(Recorded data)
------------------------------
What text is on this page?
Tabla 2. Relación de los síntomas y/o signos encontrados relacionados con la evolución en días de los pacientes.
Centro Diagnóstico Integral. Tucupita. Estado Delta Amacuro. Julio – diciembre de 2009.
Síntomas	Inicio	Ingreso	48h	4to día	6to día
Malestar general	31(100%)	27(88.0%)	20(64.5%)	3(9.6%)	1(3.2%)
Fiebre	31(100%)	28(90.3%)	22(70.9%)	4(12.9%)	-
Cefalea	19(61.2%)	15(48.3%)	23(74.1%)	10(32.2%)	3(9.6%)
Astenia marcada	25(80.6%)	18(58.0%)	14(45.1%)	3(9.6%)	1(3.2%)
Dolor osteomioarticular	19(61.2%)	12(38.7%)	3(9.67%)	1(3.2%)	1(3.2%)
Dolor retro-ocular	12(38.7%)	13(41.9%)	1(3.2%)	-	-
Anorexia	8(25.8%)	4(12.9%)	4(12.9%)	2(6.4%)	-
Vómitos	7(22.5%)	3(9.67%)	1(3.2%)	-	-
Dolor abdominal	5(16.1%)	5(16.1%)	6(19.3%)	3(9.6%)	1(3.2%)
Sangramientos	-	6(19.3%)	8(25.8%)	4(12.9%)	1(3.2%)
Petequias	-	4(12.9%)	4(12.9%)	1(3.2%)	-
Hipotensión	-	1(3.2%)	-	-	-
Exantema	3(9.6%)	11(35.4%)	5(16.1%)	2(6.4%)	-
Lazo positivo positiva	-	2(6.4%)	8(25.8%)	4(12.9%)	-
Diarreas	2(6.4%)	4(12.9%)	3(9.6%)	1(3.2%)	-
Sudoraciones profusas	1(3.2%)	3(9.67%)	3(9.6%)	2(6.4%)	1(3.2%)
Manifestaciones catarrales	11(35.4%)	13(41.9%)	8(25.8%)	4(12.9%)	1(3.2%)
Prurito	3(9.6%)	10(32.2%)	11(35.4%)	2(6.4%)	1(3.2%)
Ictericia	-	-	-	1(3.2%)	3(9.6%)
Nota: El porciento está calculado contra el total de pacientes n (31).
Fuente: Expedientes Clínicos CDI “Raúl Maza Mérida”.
------------------------------
Task requirements: Please restate the data word for word, every record included.

The output:
What text is on this page?
Tabla 2. Relación de los síntomas y/o signos encontrados relacionados con la evolución en días de los pacientes.
Centro Diagnóstico Integral. Tucupita. Estado Delta Amacuro. Julio – diciembre de 2009.
Síntomas	Inicio	Ingreso	48h	4to día	6to día
Malestar general	31(100%)	27(88.0%)	20(64.5%)	3(9.6%)	1(3.2%)
Fiebre	31(100%)	28(90.3%)	22(70.9%)	4(12.9%)	-
Cefalea	19(61.2%)	15(48.3%)	23(74.1%)	10(32.2%)	3(9.6%)
Astenia marcada	25(80.6%)	18(58.0%)	14(45.1%)	3(9.6%)	1(3.2%)
Dolor osteomioarticular	19(61.2%)	12(38.7%)	3(9.67%)	1(3.2%)	1(3.2%)
Dolor retro-ocular	12(38.7%)	13(41.9%)	1(3.2%)	-	-
Anorexia	8(25.8%)	4(12.9%)	4(12.9%)	2(6.4%)	-
Vómitos	7(22.5%)	3(9.67%)	1(3.2%)	-	-
Dolor abdominal	5(16.1%)	5(16.1%)	6(19.3%)	3(9.6%)	1(3.2%)
Sangramientos	-	6(19.3%)	8(25.8%)	4(12.9%)	1(3.2%)
Petequias	-	4(12.9%)	4(12.9%)	1(3.2%)	-
Hipotensión	-	1(3.2%)	-	-	-
Exantema	3(9.6%)	11(35.4%)	5(16.1%)	2(6.4%)	-
Lazo positivo positiva	-	2(6.4%)	8(25.8%)	4(12.9%)	-
Diarreas	2(6.4%)	4(12.9%)	3(9.6%)	1(3.2%)	-
Sudoraciones profusas	1(3.2%)	3(9.67%)	3(9.6%)	2(6.4%)	1(3.2%)
Manifestaciones catarrales	11(35.4%)	13(41.9%)	8(25.8%)	4(12.9%)	1(3.2%)
Prurito	3(9.6%)	10(32.2%)	11(35.4%)	2(6.4%)	1(3.2%)
Ictericia	-	-	-	1(3.2%)	3(9.6%)
Nota: El porciento está calculado contra el total de pacientes n (31).
Fuente: Expedientes Clínicos CDI “Raúl Maza Mérida”.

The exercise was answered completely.